Entries shown

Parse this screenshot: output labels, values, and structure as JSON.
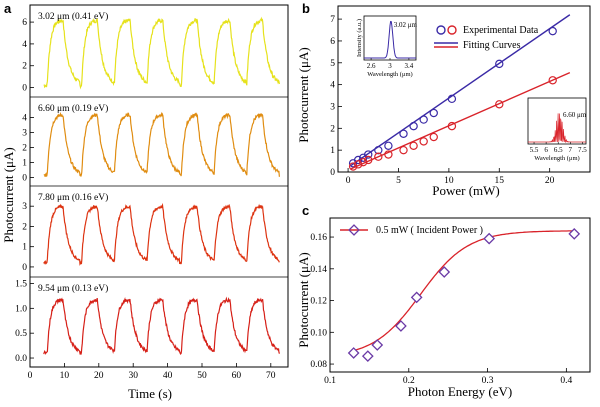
{
  "panels": {
    "a": "a",
    "b": "b",
    "c": "c"
  },
  "colors": {
    "yellow": "#e6e21c",
    "orange": "#e08d12",
    "redorange": "#dd3412",
    "red": "#d62018",
    "blue": "#3a2aa6",
    "fitred": "#d9232a",
    "marker": "#6a3aa6"
  },
  "chart_data": [
    {
      "type": "line",
      "id": "a",
      "xlabel": "Time  (s)",
      "ylabel": "Photocurrent  (μA)",
      "x_ticks": [
        0,
        10,
        20,
        30,
        40,
        50,
        60,
        70
      ],
      "xlim": [
        0,
        75
      ],
      "series": [
        {
          "name": "3.02 μm (0.41 eV)",
          "color": "#e6e21c",
          "yticks": [
            "0",
            "2",
            "4",
            "6"
          ],
          "ylim": [
            -0.5,
            7.2
          ],
          "base": 0.2,
          "peak": 6.2,
          "noise": 0.06
        },
        {
          "name": "6.60 μm (0.19 eV)",
          "color": "#e08d12",
          "yticks": [
            "0",
            "1",
            "2",
            "3",
            "4"
          ],
          "ylim": [
            -0.3,
            5.1
          ],
          "base": 0.15,
          "peak": 4.2,
          "noise": 0.05
        },
        {
          "name": "7.80 μm (0.16 eV)",
          "color": "#dd3412",
          "yticks": [
            "0",
            "1",
            "2",
            "3"
          ],
          "ylim": [
            -0.3,
            3.8
          ],
          "base": 0.2,
          "peak": 3.0,
          "noise": 0.05
        },
        {
          "name": "9.54 μm (0.13 eV)",
          "color": "#d62018",
          "yticks": [
            "0.0",
            "0.5",
            "1.0",
            "1.5"
          ],
          "ylim": [
            -0.1,
            1.55
          ],
          "base": 0.1,
          "peak": 1.18,
          "noise": 0.06
        }
      ],
      "pulse_starts": [
        5,
        15,
        24.5,
        34,
        44,
        53.5,
        63
      ]
    },
    {
      "type": "scatter",
      "id": "b",
      "xlabel": "Power  (mW)",
      "ylabel": "Photocurrent  (μA)",
      "x_ticks": [
        0,
        5,
        10,
        15,
        20
      ],
      "y_ticks": [
        0,
        1,
        2,
        3,
        4,
        5,
        6,
        7
      ],
      "xlim": [
        -1,
        24
      ],
      "ylim": [
        0,
        7.6
      ],
      "legend": [
        "Experimental Data",
        "Fitting Curves"
      ],
      "series": [
        {
          "name": "3.02 μm",
          "color": "#3a2aa6",
          "x": [
            0.5,
            1.0,
            1.5,
            2.0,
            3.0,
            4.0,
            5.5,
            6.5,
            7.5,
            8.5,
            10.3,
            15,
            20.3
          ],
          "y": [
            0.4,
            0.55,
            0.65,
            0.8,
            1.0,
            1.2,
            1.75,
            2.1,
            2.4,
            2.7,
            3.35,
            4.95,
            6.45
          ],
          "fit": [
            [
              0.3,
              0.3
            ],
            [
              22,
              7.2
            ]
          ]
        },
        {
          "name": "6.60 μm",
          "color": "#d9232a",
          "x": [
            0.5,
            1.0,
            1.5,
            2.0,
            3.0,
            4.0,
            5.5,
            6.5,
            7.5,
            8.5,
            10.3,
            15,
            20.3
          ],
          "y": [
            0.25,
            0.35,
            0.45,
            0.55,
            0.7,
            0.8,
            1.0,
            1.2,
            1.4,
            1.6,
            2.1,
            3.1,
            4.2
          ],
          "fit": [
            [
              0.3,
              0.15
            ],
            [
              22,
              4.55
            ]
          ]
        }
      ],
      "insets": [
        {
          "label": "3.02 μm",
          "xlabel": "Wavelength  (μm)",
          "ylabel": "Intensity (a.u.)",
          "xticks": [
            "2.6",
            "3",
            "3.4"
          ],
          "xlim": [
            2.45,
            3.55
          ]
        },
        {
          "label": "6.60 μm",
          "xlabel": "Wavelength  (μm)",
          "xticks": [
            "5.5",
            "6",
            "6.5",
            "7",
            "7.5"
          ],
          "xlim": [
            5.25,
            7.65
          ]
        }
      ]
    },
    {
      "type": "line",
      "id": "c",
      "xlabel": "Photon  Energy  (eV)",
      "ylabel": "Photocurrent  (μA)",
      "legend": "0.5 mW  ( Incident  Power )",
      "x_ticks": [
        "0.1",
        "0.2",
        "0.3",
        "0.4"
      ],
      "y_ticks": [
        "0.08",
        "0.10",
        "0.12",
        "0.14",
        "0.16"
      ],
      "xlim": [
        0.1,
        0.43
      ],
      "ylim": [
        0.075,
        0.172
      ],
      "x": [
        0.13,
        0.148,
        0.16,
        0.19,
        0.21,
        0.245,
        0.302,
        0.41
      ],
      "y": [
        0.087,
        0.085,
        0.092,
        0.104,
        0.122,
        0.138,
        0.159,
        0.162
      ]
    }
  ]
}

Challenge
Print the entries above exactly, taking out only the pictures.

Completed exercise
Parse this screenshot: output labels, values, and structure as JSON.
{
  "panels": {
    "a": "a",
    "b": "b",
    "c": "c"
  },
  "colors": {
    "yellow": "#e6e21c",
    "orange": "#e08d12",
    "redorange": "#dd3412",
    "red": "#d62018",
    "blue": "#3a2aa6",
    "fitred": "#d9232a",
    "marker": "#6a3aa6"
  },
  "chart_data": [
    {
      "type": "line",
      "id": "a",
      "xlabel": "Time  (s)",
      "ylabel": "Photocurrent  (μA)",
      "x_ticks": [
        0,
        10,
        20,
        30,
        40,
        50,
        60,
        70
      ],
      "xlim": [
        0,
        75
      ],
      "series": [
        {
          "name": "3.02 μm (0.41 eV)",
          "color": "#e6e21c",
          "yticks": [
            "0",
            "2",
            "4",
            "6"
          ],
          "ylim": [
            -0.5,
            7.2
          ],
          "base": 0.2,
          "peak": 6.2,
          "noise": 0.06
        },
        {
          "name": "6.60 μm (0.19 eV)",
          "color": "#e08d12",
          "yticks": [
            "0",
            "1",
            "2",
            "3",
            "4"
          ],
          "ylim": [
            -0.3,
            5.1
          ],
          "base": 0.15,
          "peak": 4.2,
          "noise": 0.05
        },
        {
          "name": "7.80 μm (0.16 eV)",
          "color": "#dd3412",
          "yticks": [
            "0",
            "1",
            "2",
            "3"
          ],
          "ylim": [
            -0.3,
            3.8
          ],
          "base": 0.2,
          "peak": 3.0,
          "noise": 0.05
        },
        {
          "name": "9.54 μm (0.13 eV)",
          "color": "#d62018",
          "yticks": [
            "0.0",
            "0.5",
            "1.0",
            "1.5"
          ],
          "ylim": [
            -0.1,
            1.55
          ],
          "base": 0.1,
          "peak": 1.18,
          "noise": 0.06
        }
      ],
      "pulse_starts": [
        5,
        15,
        24.5,
        34,
        44,
        53.5,
        63
      ]
    },
    {
      "type": "scatter",
      "id": "b",
      "xlabel": "Power  (mW)",
      "ylabel": "Photocurrent  (μA)",
      "x_ticks": [
        0,
        5,
        10,
        15,
        20
      ],
      "y_ticks": [
        0,
        1,
        2,
        3,
        4,
        5,
        6,
        7
      ],
      "xlim": [
        -1,
        24
      ],
      "ylim": [
        0,
        7.6
      ],
      "legend": [
        "Experimental Data",
        "Fitting Curves"
      ],
      "series": [
        {
          "name": "3.02 μm",
          "color": "#3a2aa6",
          "x": [
            0.5,
            1.0,
            1.5,
            2.0,
            3.0,
            4.0,
            5.5,
            6.5,
            7.5,
            8.5,
            10.3,
            15,
            20.3
          ],
          "y": [
            0.4,
            0.55,
            0.65,
            0.8,
            1.0,
            1.2,
            1.75,
            2.1,
            2.4,
            2.7,
            3.35,
            4.95,
            6.45
          ],
          "fit": [
            [
              0.3,
              0.3
            ],
            [
              22,
              7.2
            ]
          ]
        },
        {
          "name": "6.60 μm",
          "color": "#d9232a",
          "x": [
            0.5,
            1.0,
            1.5,
            2.0,
            3.0,
            4.0,
            5.5,
            6.5,
            7.5,
            8.5,
            10.3,
            15,
            20.3
          ],
          "y": [
            0.25,
            0.35,
            0.45,
            0.55,
            0.7,
            0.8,
            1.0,
            1.2,
            1.4,
            1.6,
            2.1,
            3.1,
            4.2
          ],
          "fit": [
            [
              0.3,
              0.15
            ],
            [
              22,
              4.55
            ]
          ]
        }
      ],
      "insets": [
        {
          "label": "3.02 μm",
          "xlabel": "Wavelength  (μm)",
          "ylabel": "Intensity (a.u.)",
          "xticks": [
            "2.6",
            "3",
            "3.4"
          ],
          "xlim": [
            2.45,
            3.55
          ]
        },
        {
          "label": "6.60 μm",
          "xlabel": "Wavelength  (μm)",
          "xticks": [
            "5.5",
            "6",
            "6.5",
            "7",
            "7.5"
          ],
          "xlim": [
            5.25,
            7.65
          ]
        }
      ]
    },
    {
      "type": "line",
      "id": "c",
      "xlabel": "Photon  Energy  (eV)",
      "ylabel": "Photocurrent  (μA)",
      "legend": "0.5 mW  ( Incident  Power )",
      "x_ticks": [
        "0.1",
        "0.2",
        "0.3",
        "0.4"
      ],
      "y_ticks": [
        "0.08",
        "0.10",
        "0.12",
        "0.14",
        "0.16"
      ],
      "xlim": [
        0.1,
        0.43
      ],
      "ylim": [
        0.075,
        0.172
      ],
      "x": [
        0.13,
        0.148,
        0.16,
        0.19,
        0.21,
        0.245,
        0.302,
        0.41
      ],
      "y": [
        0.087,
        0.085,
        0.092,
        0.104,
        0.122,
        0.138,
        0.159,
        0.162
      ]
    }
  ]
}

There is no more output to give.